### What needs to be done
Find the string "заверенная" in the records. Copy every line it appears in.

* Begin Entries shown *

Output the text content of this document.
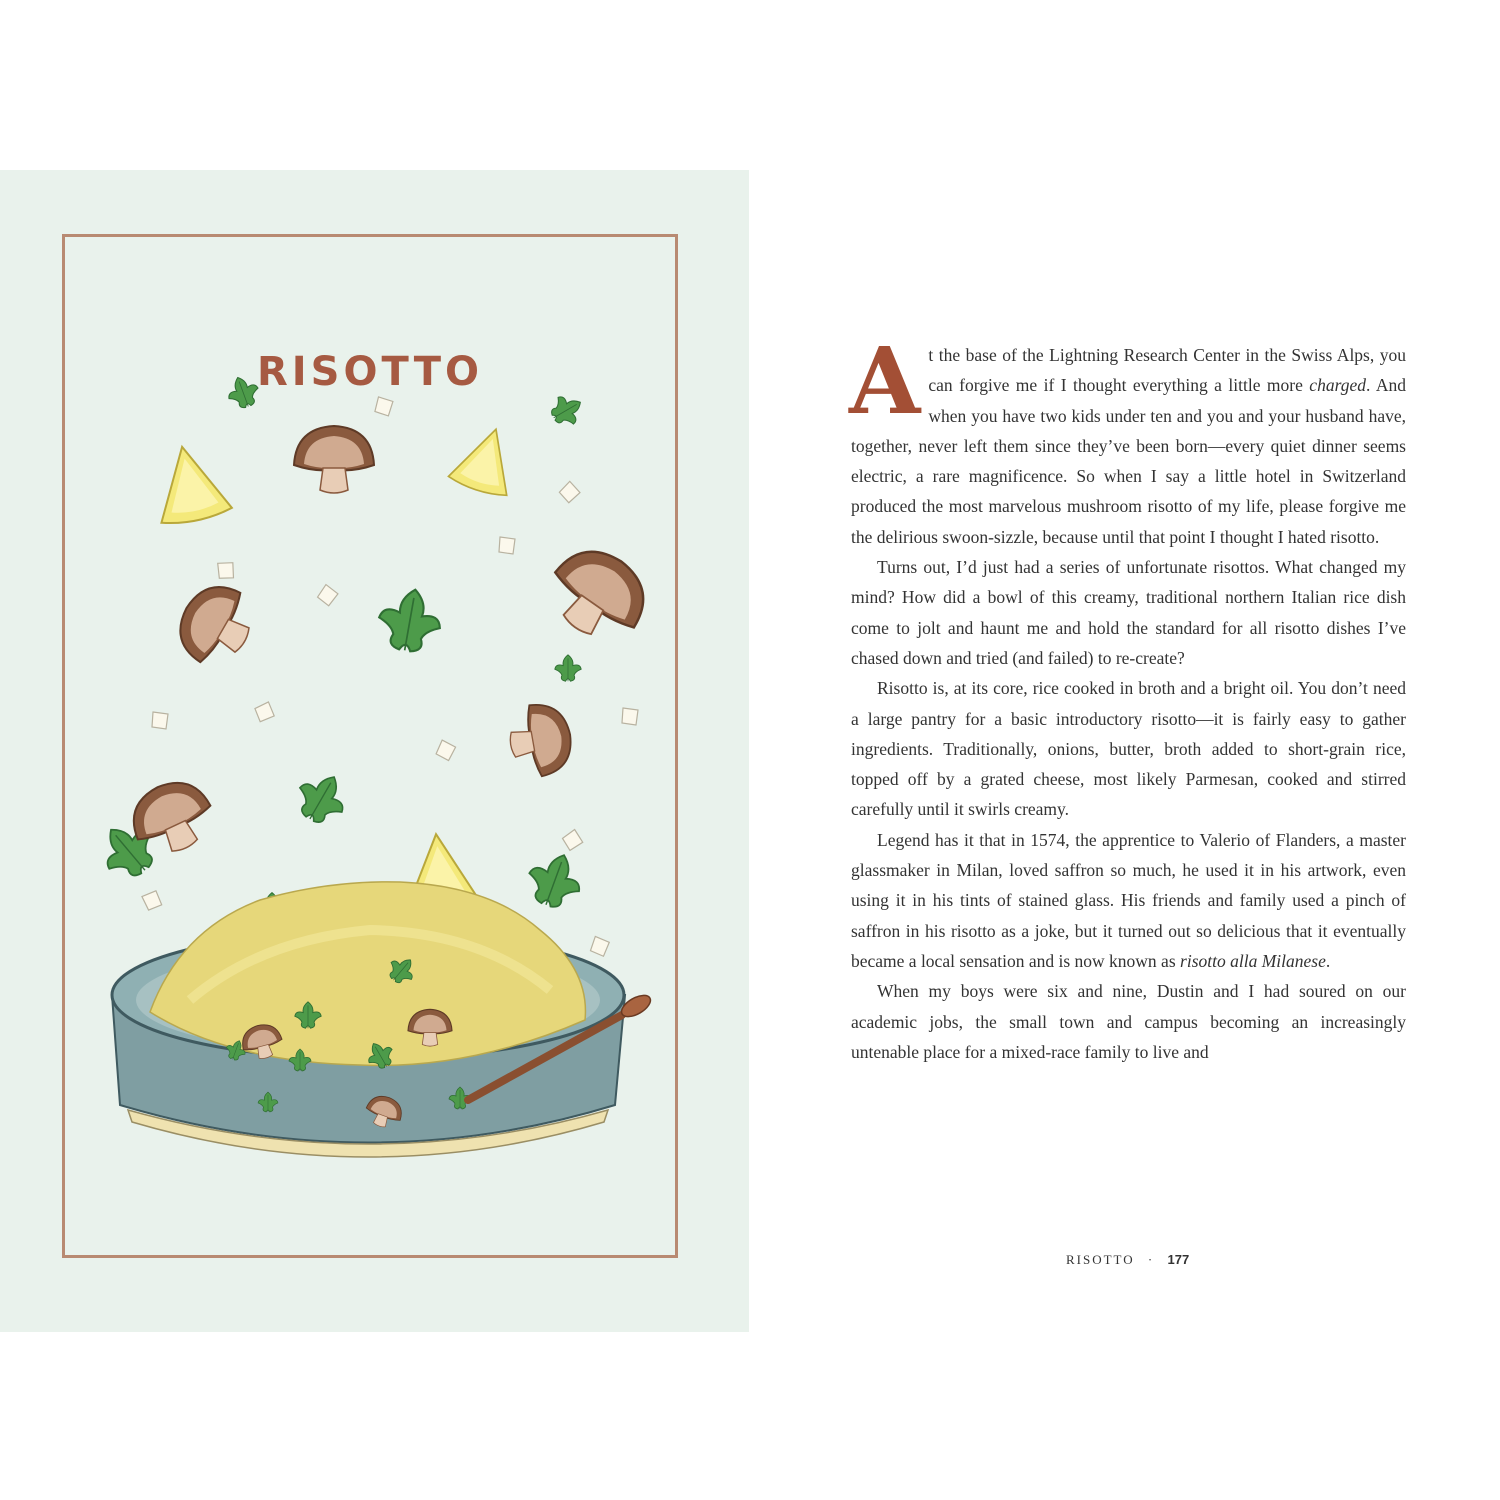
RISOTTO	At the base of the Lightning Research Center in the Swiss Alps, you can forgive me if I thought everything a little more charged. And when you have two kids under ten and you and your husband have, together, never left them since they’ve been born—every quiet dinner seems electric, a rare magnificence. So when I say a little hotel in Switzerland produced the most marvelous mushroom risotto of my life, please forgive me the delirious swoon-sizzle, because until that point I thought I hated risotto.

Turns out, I’d just had a series of unfortunate risottos. What changed my mind? How did a bowl of this creamy, traditional northern Italian rice dish come to jolt and haunt me and hold the standard for all risotto dishes I’ve chased down and tried (and failed) to re-create?

Risotto is, at its core, rice cooked in broth and a bright oil. You don’t need a large pantry for a basic introductory risotto—it is fairly easy to gather ingredients. Traditionally, onions, butter, broth added to short-grain rice, topped off by a grated cheese, most likely Parmesan, cooked and stirred carefully until it swirls creamy.

Legend has it that in 1574, the apprentice to Valerio of Flanders, a master glassmaker in Milan, loved saffron so much, he used it in his artwork, even using it in his tints of stained glass. His friends and family used a pinch of saffron in his risotto as a joke, but it turned out so delicious that it eventually became a local sensation and is now known as risotto alla Milanese.

When my boys were six and nine, Dustin and I had soured on our academic jobs, the small town and campus becoming an increasingly untenable place for a mixed-race family to live and

RISOTTO · 177
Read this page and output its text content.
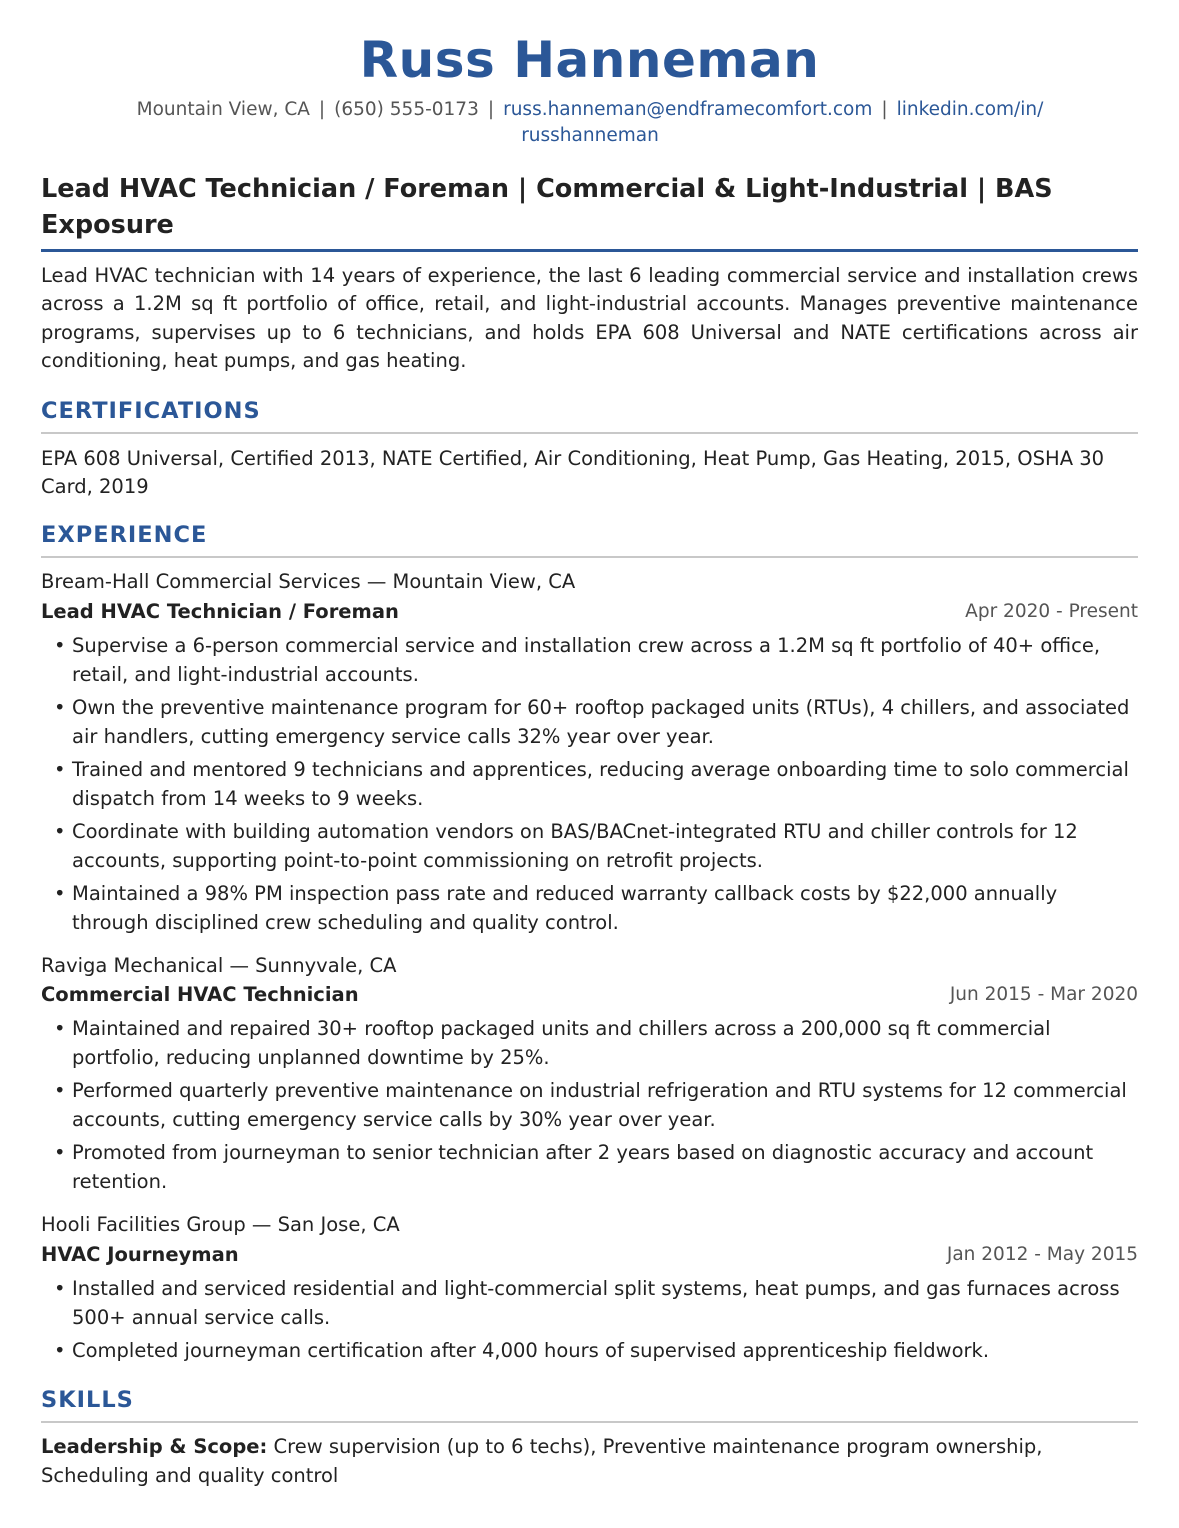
Russ Hanneman
Mountain View, CA | (650) 555-0173 | russ.hanneman@endframecomfort.com | linkedin.com/in/
russhanneman
Lead HVAC Technician / Foreman | Commercial & Light-Industrial | BAS Exposure
Lead HVAC technician with 14 years of experience, the last 6 leading commercial service and installation crews across a 1.2M sq ft portfolio of office, retail, and light-industrial accounts. Manages preventive maintenance programs, supervises up to 6 technicians, and holds EPA 608 Universal and NATE certifications across air conditioning, heat pumps, and gas heating.
CERTIFICATIONS
EPA 608 Universal, Certified 2013, NATE Certified, Air Conditioning, Heat Pump, Gas Heating, 2015, OSHA 30 Card, 2019
EXPERIENCE
Bream-Hall Commercial Services — Mountain View, CA
Lead HVAC Technician / Foreman	Apr 2020 - Present
• Supervise a 6-person commercial service and installation crew across a 1.2M sq ft portfolio of 40+ office, retail, and light-industrial accounts.
• Own the preventive maintenance program for 60+ rooftop packaged units (RTUs), 4 chillers, and associated air handlers, cutting emergency service calls 32% year over year.
• Trained and mentored 9 technicians and apprentices, reducing average onboarding time to solo commercial dispatch from 14 weeks to 9 weeks.
• Coordinate with building automation vendors on BAS/BACnet-integrated RTU and chiller controls for 12 accounts, supporting point-to-point commissioning on retrofit projects.
• Maintained a 98% PM inspection pass rate and reduced warranty callback costs by $22,000 annually through disciplined crew scheduling and quality control.
Raviga Mechanical — Sunnyvale, CA
Commercial HVAC Technician	Jun 2015 - Mar 2020
• Maintained and repaired 30+ rooftop packaged units and chillers across a 200,000 sq ft commercial portfolio, reducing unplanned downtime by 25%.
• Performed quarterly preventive maintenance on industrial refrigeration and RTU systems for 12 commercial accounts, cutting emergency service calls by 30% year over year.
• Promoted from journeyman to senior technician after 2 years based on diagnostic accuracy and account retention.
Hooli Facilities Group — San Jose, CA
HVAC Journeyman	Jan 2012 - May 2015
• Installed and serviced residential and light-commercial split systems, heat pumps, and gas furnaces across 500+ annual service calls.
• Completed journeyman certification after 4,000 hours of supervised apprenticeship fieldwork.
SKILLS
Leadership & Scope: Crew supervision (up to 6 techs), Preventive maintenance program ownership, Scheduling and quality control
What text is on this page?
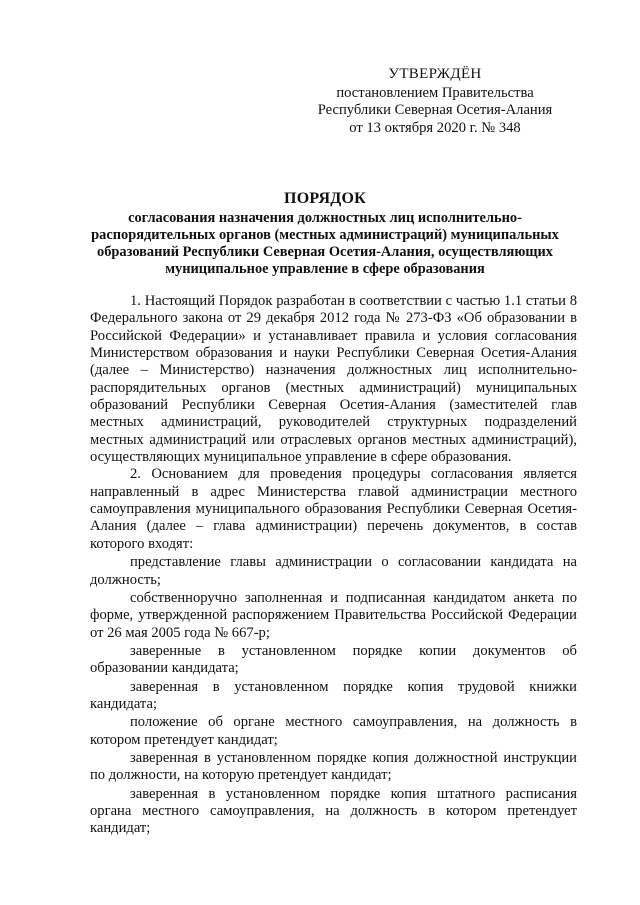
УТВЕРЖДЁН
постановлением Правительства
Республики Северная Осетия-Алания
от 13 октября 2020 г. № 348
ПОРЯДОК
согласования назначения должностных лиц исполнительно-распорядительных органов (местных администраций) муниципальных образований Республики Северная Осетия-Алания, осуществляющих муниципальное управление в сфере образования

1. Настоящий Порядок разработан в соответствии с частью 1.1 статьи 8 Федерального закона от 29 декабря 2012 года № 273-ФЗ «Об образовании в Российской Федерации» и устанавливает правила и условия согласования Министерством образования и науки Республики Северная Осетия-Алания (далее – Министерство) назначения должностных лиц исполнительно-распорядительных органов (местных администраций) муниципальных образований Республики Северная Осетия-Алания (заместителей глав местных администраций, руководителей структурных подразделений местных администраций или отраслевых органов местных администраций), осуществляющих муниципальное управление в сфере образования.

2. Основанием для проведения процедуры согласования является направленный в адрес Министерства главой администрации местного самоуправления муниципального образования Республики Северная Осетия-Алания (далее – глава администрации) перечень документов, в состав которого входят:

представление главы администрации о согласовании кандидата на должность;

собственноручно заполненная и подписанная кандидатом анкета по форме, утвержденной распоряжением Правительства Российской Федерации от 26 мая 2005 года № 667-р;

заверенные в установленном порядке копии документов об образовании кандидата;

заверенная в установленном порядке копия трудовой книжки кандидата;

положение об органе местного самоуправления, на должность в котором претендует кандидат;

заверенная в установленном порядке копия должностной инструкции по должности, на которую претендует кандидат;

заверенная в установленном порядке копия штатного расписания органа местного самоуправления, на должность в котором претендует кандидат;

* End Entries shown *

### Response to this task
заверенная в установленном порядке копия трудовой книжки кандидата;
заверенная в установленном порядке копия должностной инструкции по должности, на которую претендует кандидат;
заверенная в установленном порядке копия штатного расписания органа местного самоуправления, на должность в котором претендует кандидат;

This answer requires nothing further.